=== Dataset extract ===
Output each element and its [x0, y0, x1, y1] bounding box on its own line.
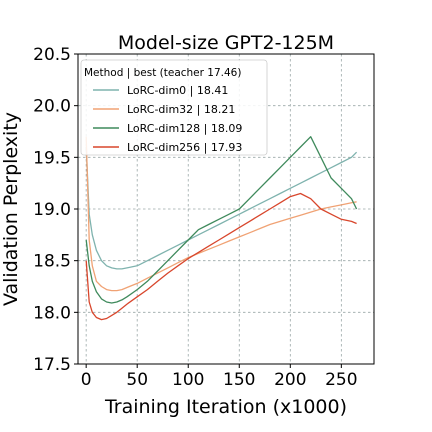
legend-entry-2: LoRC-dim128 | 18.09: [127, 122, 242, 135]
chart-title: Model-size GPT2-125M: [118, 32, 334, 54]
y-tick-label: 18.0: [33, 303, 71, 323]
y-tick-label: 18.5: [33, 252, 71, 272]
series-group: [85, 136, 358, 321]
legend-entry-0: LoRC-dim0 | 18.41: [127, 84, 228, 97]
y-tick-label: 17.5: [33, 355, 71, 375]
x-tick-label: 200: [274, 370, 306, 390]
x-tick-label: 250: [325, 370, 357, 390]
legend-entry-3: LoRC-dim256 | 17.93: [127, 141, 242, 154]
series-line-1: [85, 136, 357, 292]
series-line-0: [85, 146, 358, 270]
x-tick-label: 0: [81, 370, 92, 390]
x-tick-label: 50: [126, 370, 148, 390]
y-axis-label: Validation Perplexity: [0, 112, 22, 306]
series-line-3: [85, 192, 357, 321]
legend: Method | best (teacher 17.46) LoRC-dim0 …: [80, 59, 268, 156]
y-tick-label: 20.5: [33, 45, 71, 65]
y-axis-ticks: 17.5 18.0 18.5 19.0 19.5 20.0 20.5: [33, 45, 78, 375]
legend-entry-1: LoRC-dim32 | 18.21: [127, 103, 235, 116]
legend-entries: LoRC-dim0 | 18.41 LoRC-dim32 | 18.21 LoRC-…: [93, 84, 242, 154]
y-tick-label: 19.5: [33, 148, 71, 168]
x-axis-ticks: 0 50 100 150 200 250: [81, 364, 358, 390]
x-tick-label: 100: [172, 370, 204, 390]
y-tick-label: 20.0: [33, 97, 71, 117]
x-tick-label: 150: [223, 370, 255, 390]
x-axis-label: Training Iteration (x1000): [104, 396, 347, 418]
series-line-2: [85, 136, 358, 304]
series-lines: [85, 136, 358, 321]
legend-title: Method | best (teacher 17.46): [84, 67, 241, 79]
y-tick-label: 19.0: [33, 200, 71, 220]
legend-box: [80, 59, 268, 156]
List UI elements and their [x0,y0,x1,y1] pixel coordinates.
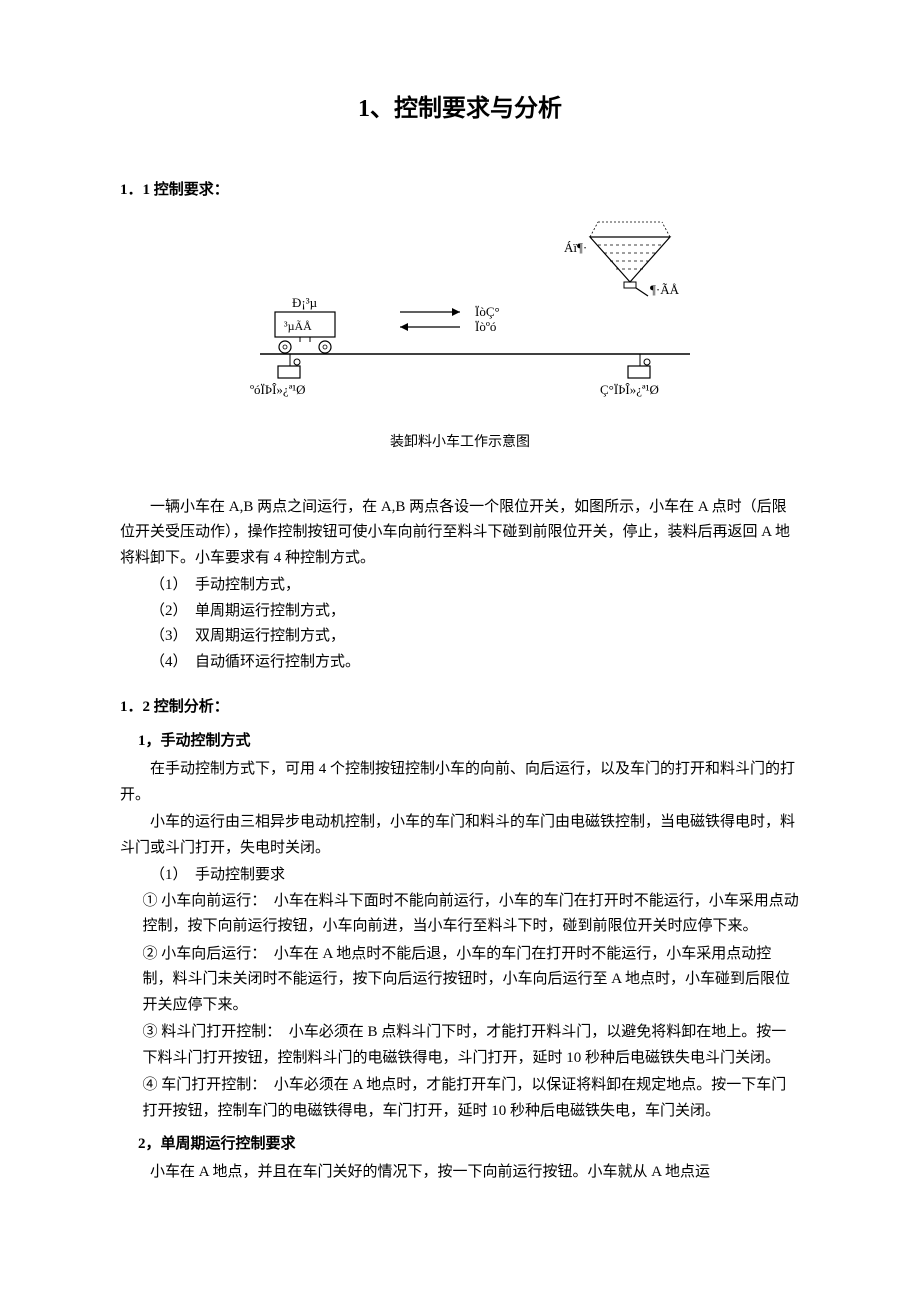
manual-para-1: 在手动控制方式下，可用 4 个控制按钮控制小车的向前、向后运行，以及车门的打开和… [120,757,800,808]
manual-item-3: ③ 料斗门打开控制： 小车必须在 B 点料斗门下时，才能打开料斗门，以避免将料卸… [120,1020,800,1071]
right-switch-label: Ç°ÏÞÎ»¿ª¹Ø [600,382,659,397]
cart-icon: ³µÃÅ [275,312,335,353]
manual-item-2: ② 小车向后运行： 小车在 A 地点时不能后退，小车的车门在打开时不能运行，小车… [120,942,800,1019]
manual-para-2: 小车的运行由三相异步电动机控制，小车的车门和料斗的车门由电磁铁控制，当电磁铁得电… [120,810,800,861]
right-limit-switch-icon [628,354,650,378]
page-title: 1、控制要求与分析 [120,90,800,128]
section-1-para-1: 一辆小车在 A,B 两点之间运行，在 A,B 两点各设一个限位开关，如图所示，小… [120,495,800,572]
cart-inside-label: ³µÃÅ [284,319,312,333]
diagram: Áï¶· ¶·ÃÅ ³µÃÅ Ð¡³µ ÏòÇ° Ïòºó [220,212,700,412]
diagram-caption: 装卸料小车工作示意图 [120,432,800,454]
single-cycle-heading: 2，单周期运行控制要求 [120,1132,800,1156]
mode-list-item-1: （1） 手动控制方式， [120,573,800,599]
mode-list-item-4: （4） 自动循环运行控制方式。 [120,650,800,676]
manual-item-4: ④ 车门打开控制： 小车必须在 A 地点时，才能打开车门，以保证将料卸在规定地点… [120,1073,800,1124]
mode-list-item-3: （3） 双周期运行控制方式， [120,624,800,650]
arrow-backward-icon [400,323,460,331]
section-1-heading: 1．1 控制要求： [120,178,800,202]
arrow-forward-icon [400,308,460,316]
mode-list-item-2: （2） 单周期运行控制方式， [120,599,800,625]
hopper-right-label: ¶·ÃÅ [650,282,680,297]
arrow-forward-label: ÏòÇ° [475,304,500,319]
cart-top-label: Ð¡³µ [292,295,318,310]
single-cycle-para-1: 小车在 A 地点，并且在车门关好的情况下，按一下向前运行按钮。小车就从 A 地点… [120,1160,800,1186]
arrow-backward-label: Ïòºó [475,319,496,334]
left-limit-switch-icon [278,354,300,378]
section-2-heading: 1．2 控制分析： [120,695,800,719]
hopper-left-label: Áï¶· [564,240,587,255]
manual-mode-heading: 1，手动控制方式 [120,729,800,753]
manual-item-1: ① 小车向前运行： 小车在料斗下面时不能向前运行，小车的车门在打开时不能运行，小… [120,889,800,940]
manual-req-heading: （1） 手动控制要求 [120,863,800,889]
left-switch-label: ºóÏÞÎ»¿ª¹Ø [250,382,306,397]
===
Task description
Reproduce every item above character for character, but leave out the pictures.

Answer to the problem
Output each element and its [x0, y0, x1, y1] bounding box on its own line.
legend-entry-2: LoRC-dim128 | 18.09: [127, 122, 242, 135]
chart-title: Model-size GPT2-125M: [118, 32, 334, 54]
y-tick-label: 18.0: [33, 303, 71, 323]
y-tick-label: 18.5: [33, 252, 71, 272]
series-group: [85, 136, 358, 321]
legend-entry-0: LoRC-dim0 | 18.41: [127, 84, 228, 97]
y-tick-label: 17.5: [33, 355, 71, 375]
x-tick-label: 200: [274, 370, 306, 390]
x-tick-label: 250: [325, 370, 357, 390]
legend-entry-3: LoRC-dim256 | 17.93: [127, 141, 242, 154]
series-line-1: [85, 136, 357, 292]
series-line-0: [85, 146, 358, 270]
x-tick-label: 0: [81, 370, 92, 390]
x-tick-label: 50: [126, 370, 148, 390]
y-axis-label: Validation Perplexity: [0, 112, 22, 306]
series-line-3: [85, 192, 357, 321]
legend: Method | best (teacher 17.46) LoRC-dim0 …: [80, 59, 268, 156]
y-tick-label: 20.5: [33, 45, 71, 65]
y-axis-ticks: 17.5 18.0 18.5 19.0 19.5 20.0 20.5: [33, 45, 78, 375]
legend-entry-1: LoRC-dim32 | 18.21: [127, 103, 235, 116]
legend-entries: LoRC-dim0 | 18.41 LoRC-dim32 | 18.21 LoRC-…: [93, 84, 242, 154]
y-tick-label: 19.5: [33, 148, 71, 168]
x-axis-ticks: 0 50 100 150 200 250: [81, 364, 358, 390]
x-tick-label: 100: [172, 370, 204, 390]
y-tick-label: 20.0: [33, 97, 71, 117]
x-tick-label: 150: [223, 370, 255, 390]
x-axis-label: Training Iteration (x1000): [104, 396, 347, 418]
series-line-2: [85, 136, 358, 304]
series-lines: [85, 136, 358, 321]
legend-title: Method | best (teacher 17.46): [84, 67, 241, 79]
y-tick-label: 19.0: [33, 200, 71, 220]
legend-box: [80, 59, 268, 156]
List UI elements and their [x0,y0,x1,y1] pixel coordinates.
manual-para-1: 在手动控制方式下，可用 4 个控制按钮控制小车的向前、向后运行，以及车门的打开和… [120,757,800,808]
manual-item-3: ③ 料斗门打开控制： 小车必须在 B 点料斗门下时，才能打开料斗门，以避免将料卸… [120,1020,800,1071]
right-switch-label: Ç°ÏÞÎ»¿ª¹Ø [600,382,659,397]
cart-icon: ³µÃÅ [275,312,335,353]
manual-item-2: ② 小车向后运行： 小车在 A 地点时不能后退，小车的车门在打开时不能运行，小车… [120,942,800,1019]
manual-para-2: 小车的运行由三相异步电动机控制，小车的车门和料斗的车门由电磁铁控制，当电磁铁得电… [120,810,800,861]
right-limit-switch-icon [628,354,650,378]
page-title: 1、控制要求与分析 [120,90,800,128]
section-1-para-1: 一辆小车在 A,B 两点之间运行，在 A,B 两点各设一个限位开关，如图所示，小… [120,495,800,572]
cart-inside-label: ³µÃÅ [284,319,312,333]
diagram: Áï¶· ¶·ÃÅ ³µÃÅ Ð¡³µ ÏòÇ° Ïòºó [220,212,700,412]
diagram-caption: 装卸料小车工作示意图 [120,432,800,454]
single-cycle-heading: 2，单周期运行控制要求 [120,1132,800,1156]
mode-list-item-1: （1） 手动控制方式， [120,573,800,599]
mode-list-item-4: （4） 自动循环运行控制方式。 [120,650,800,676]
manual-item-4: ④ 车门打开控制： 小车必须在 A 地点时，才能打开车门，以保证将料卸在规定地点… [120,1073,800,1124]
mode-list-item-3: （3） 双周期运行控制方式， [120,624,800,650]
arrow-backward-icon [400,323,460,331]
section-1-heading: 1．1 控制要求： [120,178,800,202]
arrow-forward-icon [400,308,460,316]
mode-list-item-2: （2） 单周期运行控制方式， [120,599,800,625]
hopper-right-label: ¶·ÃÅ [650,282,680,297]
arrow-forward-label: ÏòÇ° [475,304,500,319]
cart-top-label: Ð¡³µ [292,295,318,310]
single-cycle-para-1: 小车在 A 地点，并且在车门关好的情况下，按一下向前运行按钮。小车就从 A 地点… [120,1160,800,1186]
arrow-backward-label: Ïòºó [475,319,496,334]
left-limit-switch-icon [278,354,300,378]
section-2-heading: 1．2 控制分析： [120,695,800,719]
hopper-left-label: Áï¶· [564,240,587,255]
manual-mode-heading: 1，手动控制方式 [120,729,800,753]
manual-item-1: ① 小车向前运行： 小车在料斗下面时不能向前运行，小车的车门在打开时不能运行，小… [120,889,800,940]
manual-req-heading: （1） 手动控制要求 [120,863,800,889]
left-switch-label: ºóÏÞÎ»¿ª¹Ø [250,382,306,397]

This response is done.